--- Begin Data rows ---

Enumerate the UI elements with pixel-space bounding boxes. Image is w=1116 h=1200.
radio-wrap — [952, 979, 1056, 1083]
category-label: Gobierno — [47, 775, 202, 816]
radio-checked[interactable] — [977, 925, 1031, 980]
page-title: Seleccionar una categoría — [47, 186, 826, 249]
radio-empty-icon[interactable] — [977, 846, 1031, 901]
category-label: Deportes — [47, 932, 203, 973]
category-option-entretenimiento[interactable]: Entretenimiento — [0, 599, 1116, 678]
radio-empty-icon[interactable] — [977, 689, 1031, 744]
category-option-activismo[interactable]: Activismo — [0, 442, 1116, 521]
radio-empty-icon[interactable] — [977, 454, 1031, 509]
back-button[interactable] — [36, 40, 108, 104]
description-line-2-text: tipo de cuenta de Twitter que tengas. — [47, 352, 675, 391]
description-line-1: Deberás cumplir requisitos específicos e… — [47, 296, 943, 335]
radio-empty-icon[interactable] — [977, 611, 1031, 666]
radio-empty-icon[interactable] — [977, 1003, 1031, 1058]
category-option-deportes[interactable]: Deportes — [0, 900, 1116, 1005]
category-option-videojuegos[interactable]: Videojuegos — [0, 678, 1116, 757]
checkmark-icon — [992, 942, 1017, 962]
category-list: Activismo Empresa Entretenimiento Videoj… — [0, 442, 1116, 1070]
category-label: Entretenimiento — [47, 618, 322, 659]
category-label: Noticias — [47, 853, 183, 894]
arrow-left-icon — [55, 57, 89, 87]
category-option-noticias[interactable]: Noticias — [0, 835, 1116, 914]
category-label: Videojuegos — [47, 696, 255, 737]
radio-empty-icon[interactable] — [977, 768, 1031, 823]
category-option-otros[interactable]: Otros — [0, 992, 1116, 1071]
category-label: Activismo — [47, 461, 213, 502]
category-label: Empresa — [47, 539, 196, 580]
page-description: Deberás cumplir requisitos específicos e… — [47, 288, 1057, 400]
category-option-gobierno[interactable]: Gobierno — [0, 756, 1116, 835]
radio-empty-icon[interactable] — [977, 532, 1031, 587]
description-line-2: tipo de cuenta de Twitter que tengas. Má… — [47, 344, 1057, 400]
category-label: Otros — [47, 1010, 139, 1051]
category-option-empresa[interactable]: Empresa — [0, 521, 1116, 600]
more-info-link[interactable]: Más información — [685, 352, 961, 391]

--- End Data rows ---

Render each line of the material above as a Markdown table with two columns, Row and Line. Number the rows and leave out any blank lines.

Finished exercise>
| Row | Line |
|---|---|
| 1 | Enumerate the UI elements with pixel-space bounding boxes. Image is w=1116 h=1200. |
| 2 | radio-wrap — [952, 979, 1056, 1083] |
| 3 | category-label: Gobierno — [47, 775, 202, 816] |
| 4 | radio-checked[interactable] — [977, 925, 1031, 980] |
| 5 | page-title: Seleccionar una categoría — [47, 186, 826, 249] |
| 6 | radio-empty-icon[interactable] — [977, 846, 1031, 901] |
| 7 | category-label: Deportes — [47, 932, 203, 973] |
| 8 | category-option-entretenimiento[interactable]: Entretenimiento — [0, 599, 1116, 678] |
| 9 | radio-empty-icon[interactable] — [977, 689, 1031, 744] |
| 10 | category-option-activismo[interactable]: Activismo — [0, 442, 1116, 521] |
| 11 | radio-empty-icon[interactable] — [977, 454, 1031, 509] |
| 12 | back-button[interactable] — [36, 40, 108, 104] |
| 13 | description-line-2-text: tipo de cuenta de Twitter que tengas. — [47, 352, 675, 391] |
| 14 | description-line-1: Deberás cumplir requisitos específicos e… — [47, 296, 943, 335] |
| 15 | radio-empty-icon[interactable] — [977, 611, 1031, 666] |
| 16 | radio-empty-icon[interactable] — [977, 1003, 1031, 1058] |
| 17 | category-option-deportes[interactable]: Deportes — [0, 900, 1116, 1005] |
| 18 | category-option-videojuegos[interactable]: Videojuegos — [0, 678, 1116, 757] |
| 19 | checkmark-icon — [992, 942, 1017, 962] |
| 20 | category-list: Activismo Empresa Entretenimiento Videoj… — [0, 442, 1116, 1070] |
| 21 | category-label: Entretenimiento — [47, 618, 322, 659] |
| 22 | category-label: Noticias — [47, 853, 183, 894] |
| 23 | arrow-left-icon — [55, 57, 89, 87] |
| 24 | category-option-noticias[interactable]: Noticias — [0, 835, 1116, 914] |
| 25 | category-label: Videojuegos — [47, 696, 255, 737] |
| 26 | radio-empty-icon[interactable] — [977, 768, 1031, 823] |
| 27 | category-option-otros[interactable]: Otros — [0, 992, 1116, 1071] |
| 28 | category-label: Activismo — [47, 461, 213, 502] |
| 29 | category-label: Empresa — [47, 539, 196, 580] |
| 30 | page-description: Deberás cumplir requisitos específicos e… — [47, 288, 1057, 400] |
| 31 | category-option-gobierno[interactable]: Gobierno — [0, 756, 1116, 835] |
| 32 | radio-empty-icon[interactable] — [977, 532, 1031, 587] |
| 33 | description-line-2: tipo de cuenta de Twitter que tengas. Má… — [47, 344, 1057, 400] |
| 34 | category-label: Otros — [47, 1010, 139, 1051] |
| 35 | category-option-empresa[interactable]: Empresa — [0, 521, 1116, 600] |
| 36 | more-info-link[interactable]: Más información — [685, 352, 961, 391] |